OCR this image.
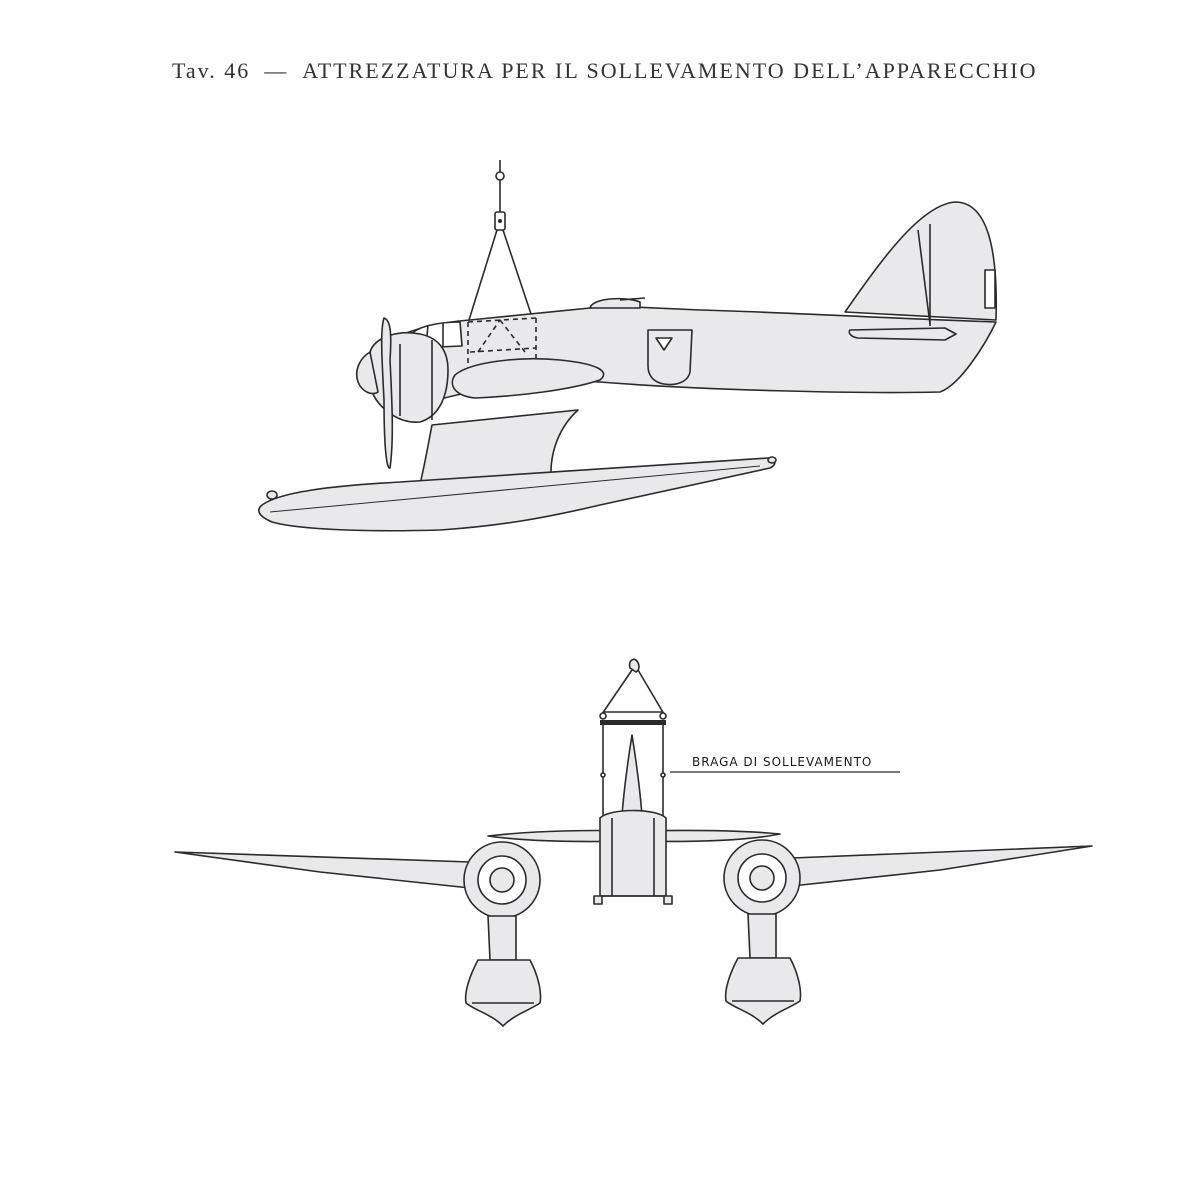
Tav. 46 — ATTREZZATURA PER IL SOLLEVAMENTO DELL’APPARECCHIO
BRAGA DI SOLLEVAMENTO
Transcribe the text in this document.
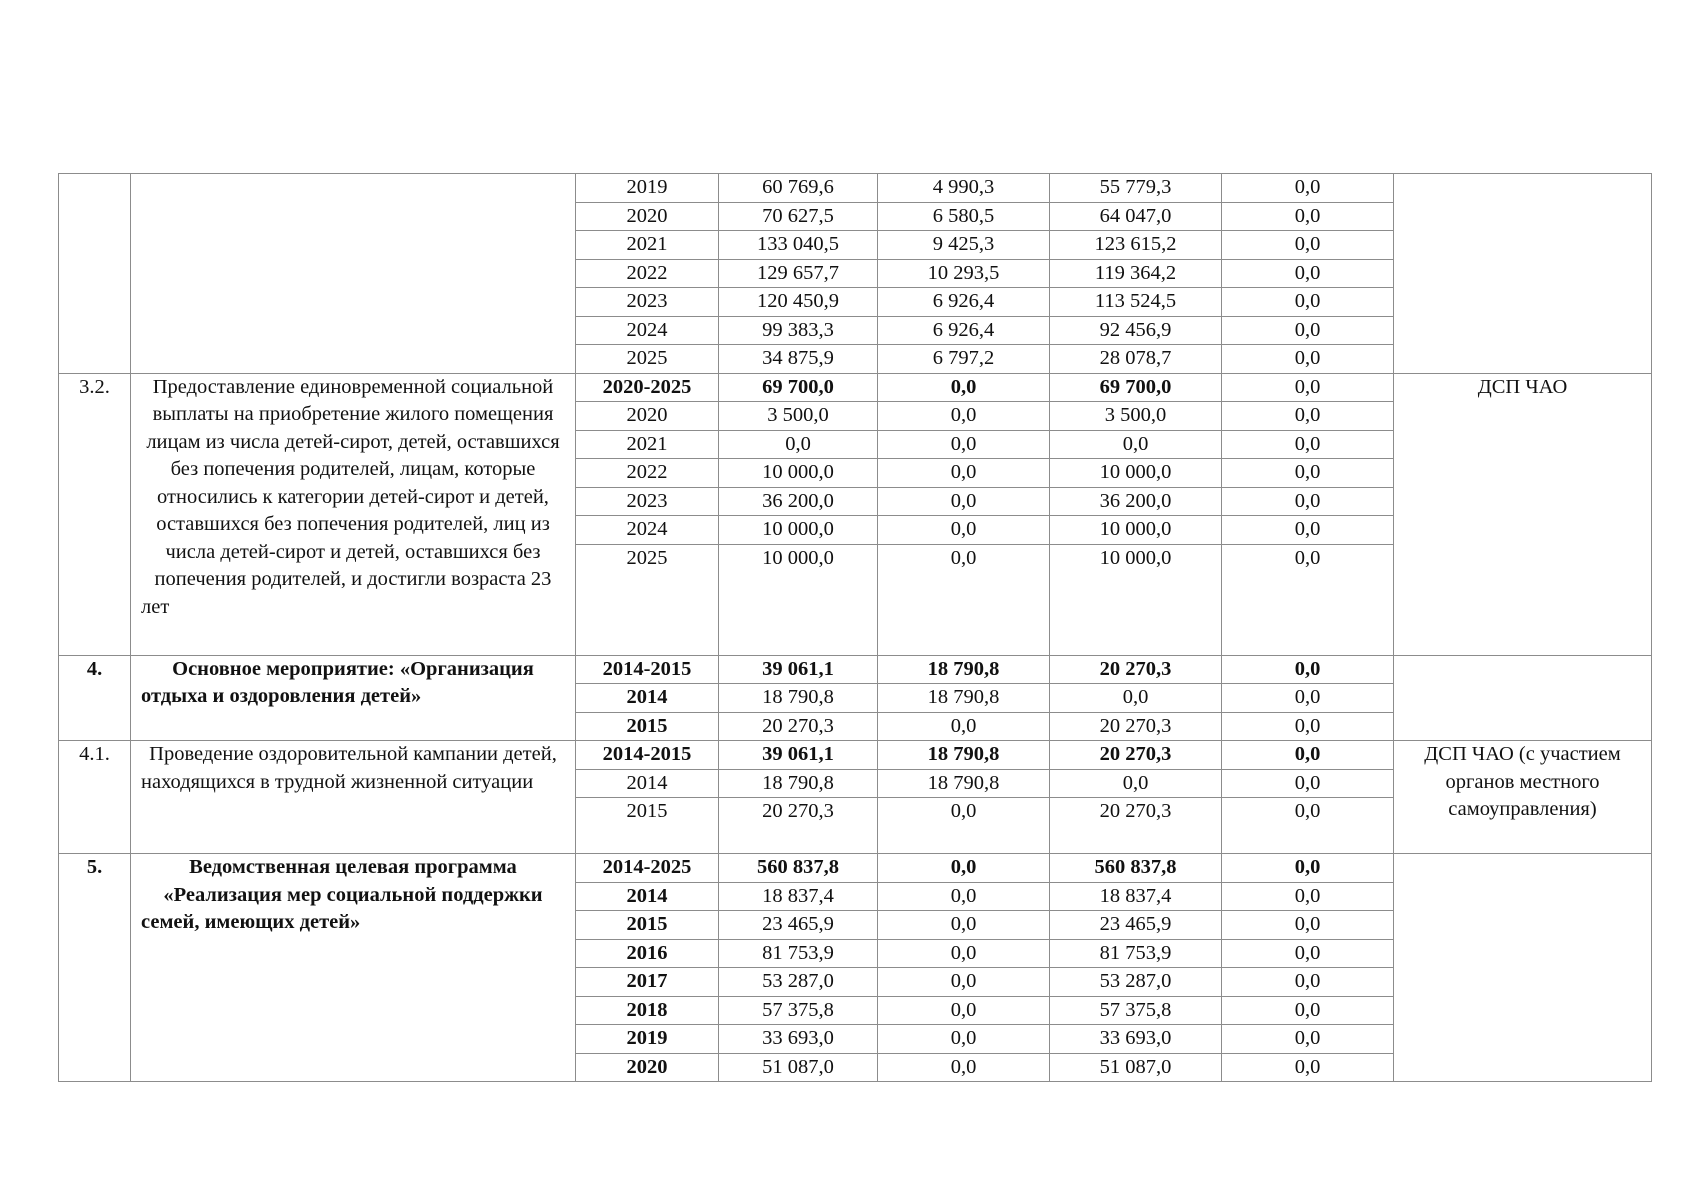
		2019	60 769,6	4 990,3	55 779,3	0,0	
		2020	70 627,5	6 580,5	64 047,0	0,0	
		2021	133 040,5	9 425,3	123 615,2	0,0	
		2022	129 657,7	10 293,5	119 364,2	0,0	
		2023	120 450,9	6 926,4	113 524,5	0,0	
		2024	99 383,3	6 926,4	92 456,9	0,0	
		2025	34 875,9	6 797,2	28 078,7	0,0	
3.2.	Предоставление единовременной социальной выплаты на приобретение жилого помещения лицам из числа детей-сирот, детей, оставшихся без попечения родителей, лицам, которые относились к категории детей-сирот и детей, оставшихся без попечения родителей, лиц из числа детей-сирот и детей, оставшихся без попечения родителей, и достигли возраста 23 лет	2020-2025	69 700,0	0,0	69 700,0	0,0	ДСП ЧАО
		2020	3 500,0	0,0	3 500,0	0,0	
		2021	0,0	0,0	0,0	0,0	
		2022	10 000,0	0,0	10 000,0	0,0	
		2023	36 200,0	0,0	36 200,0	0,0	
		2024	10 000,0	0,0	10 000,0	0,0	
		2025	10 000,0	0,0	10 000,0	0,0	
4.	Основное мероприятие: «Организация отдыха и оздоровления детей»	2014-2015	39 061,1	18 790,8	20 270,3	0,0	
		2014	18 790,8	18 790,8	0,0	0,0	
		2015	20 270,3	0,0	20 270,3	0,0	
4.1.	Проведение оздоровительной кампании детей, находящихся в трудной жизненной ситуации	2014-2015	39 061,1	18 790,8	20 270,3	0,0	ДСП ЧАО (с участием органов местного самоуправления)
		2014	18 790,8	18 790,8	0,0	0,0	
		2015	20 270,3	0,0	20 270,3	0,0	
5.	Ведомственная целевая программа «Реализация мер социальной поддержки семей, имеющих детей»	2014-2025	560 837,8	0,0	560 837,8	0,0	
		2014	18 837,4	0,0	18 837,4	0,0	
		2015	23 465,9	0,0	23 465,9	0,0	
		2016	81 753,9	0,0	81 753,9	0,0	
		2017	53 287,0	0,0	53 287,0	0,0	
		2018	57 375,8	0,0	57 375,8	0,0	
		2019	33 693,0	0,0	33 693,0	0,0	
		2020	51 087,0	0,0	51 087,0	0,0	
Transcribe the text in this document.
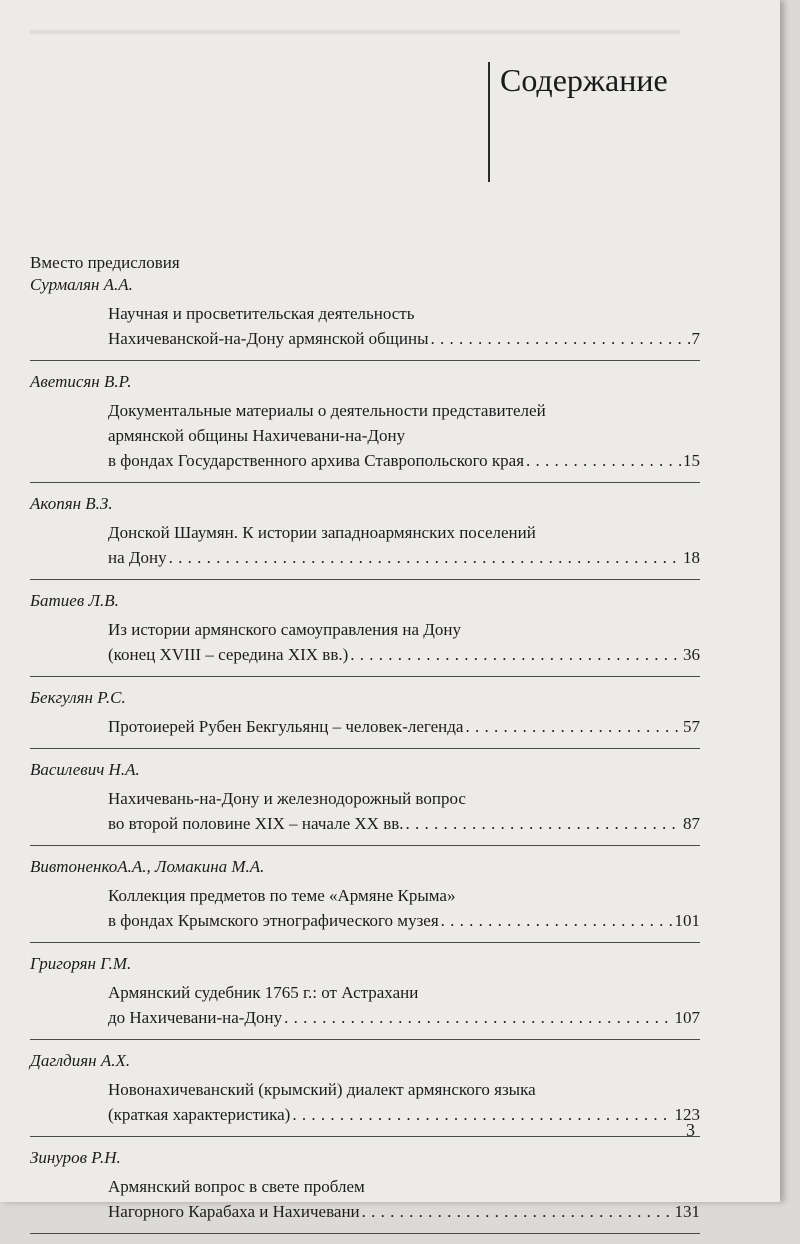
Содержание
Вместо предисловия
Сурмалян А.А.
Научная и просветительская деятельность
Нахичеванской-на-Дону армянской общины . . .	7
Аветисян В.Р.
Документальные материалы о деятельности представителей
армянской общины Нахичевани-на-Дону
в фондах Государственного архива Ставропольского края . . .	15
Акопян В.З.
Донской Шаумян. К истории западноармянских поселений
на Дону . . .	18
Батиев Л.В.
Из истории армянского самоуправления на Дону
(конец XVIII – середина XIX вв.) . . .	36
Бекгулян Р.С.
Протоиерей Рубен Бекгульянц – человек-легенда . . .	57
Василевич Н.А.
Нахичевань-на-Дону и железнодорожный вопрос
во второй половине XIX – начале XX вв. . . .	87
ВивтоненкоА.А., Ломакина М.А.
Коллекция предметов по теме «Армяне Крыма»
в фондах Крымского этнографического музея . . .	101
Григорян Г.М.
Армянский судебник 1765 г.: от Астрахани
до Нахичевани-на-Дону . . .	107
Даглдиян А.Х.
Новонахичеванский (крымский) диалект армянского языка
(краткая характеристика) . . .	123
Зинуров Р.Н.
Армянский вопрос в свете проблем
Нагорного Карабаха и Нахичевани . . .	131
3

### Exercise details
Return the lines of the records that include the string "SOLLEVAMENTO".

### Exercise output
Tav. 46 — ATTREZZATURA PER IL SOLLEVAMENTO DELL’APPARECCHIO
BRAGA DI SOLLEVAMENTO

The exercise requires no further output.